>> BEGIN Task material
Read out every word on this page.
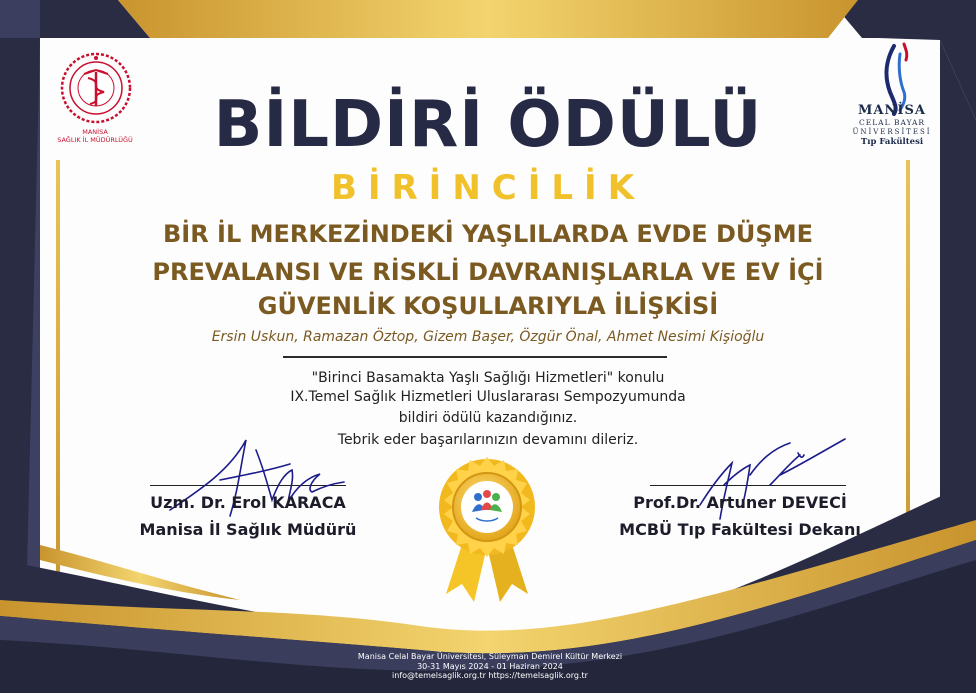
MANİSA
SAĞLIK İL MÜDÜRLÜĞÜ
MANİSA
CELAL BAYAR
ÜNİVERSİTESİ
Tıp Fakültesi
BİLDİRİ ÖDÜLÜ
BİRİNCİLİK
BİR İL MERKEZİNDEKİ YAŞLILARDA EVDE DÜŞME
PREVALANSI VE RİSKLİ DAVRANIŞLARLA VE EV İÇİ
GÜVENLİK KOŞULLARIYLA İLİŞKİSİ
Ersin Uskun, Ramazan Öztop, Gizem Başer, Özgür Önal, Ahmet Nesimi Kişioğlu
"Birinci Basamakta Yaşlı Sağlığı Hizmetleri" konulu
IX.Temel Sağlık Hizmetleri Uluslararası Sempozyumunda
bildiri ödülü kazandığınız.
Tebrik eder başarılarınızın devamını dileriz.
Uzm. Dr. Erol KARACA
Manisa İl Sağlık Müdürü
Prof.Dr. Artuner DEVECİ
MCBÜ Tıp Fakültesi Dekanı
Manisa Celal Bayar Üniversitesi, Süleyman Demirel Kültür Merkezi
30-31 Mayıs 2024 - 01 Haziran 2024
info@temelsaglik.org.tr https://temelsaglik.org.tr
>> END Task material
Goal of the exercise — None of the pictures should appear; repeat the records exactly otherwise.

Exercise response —
Read out every word on this page.
MANİSA
SAĞLIK İL MÜDÜRLÜĞÜ
MANİSA
CELAL BAYAR
ÜNİVERSİTESİ
Tıp Fakültesi
BİLDİRİ ÖDÜLÜ
BİRİNCİLİK
BİR İL MERKEZİNDEKİ YAŞLILARDA EVDE DÜŞME
PREVALANSI VE RİSKLİ DAVRANIŞLARLA VE EV İÇİ
GÜVENLİK KOŞULLARIYLA İLİŞKİSİ
Ersin Uskun, Ramazan Öztop, Gizem Başer, Özgür Önal, Ahmet Nesimi Kişioğlu
"Birinci Basamakta Yaşlı Sağlığı Hizmetleri" konulu
IX.Temel Sağlık Hizmetleri Uluslararası Sempozyumunda
bildiri ödülü kazandığınız.
Tebrik eder başarılarınızın devamını dileriz.
Uzm. Dr. Erol KARACA
Manisa İl Sağlık Müdürü
Prof.Dr. Artuner DEVECİ
MCBÜ Tıp Fakültesi Dekanı
Manisa Celal Bayar Üniversitesi, Süleyman Demirel Kültür Merkezi
30-31 Mayıs 2024 - 01 Haziran 2024
info@temelsaglik.org.tr https://temelsaglik.org.tr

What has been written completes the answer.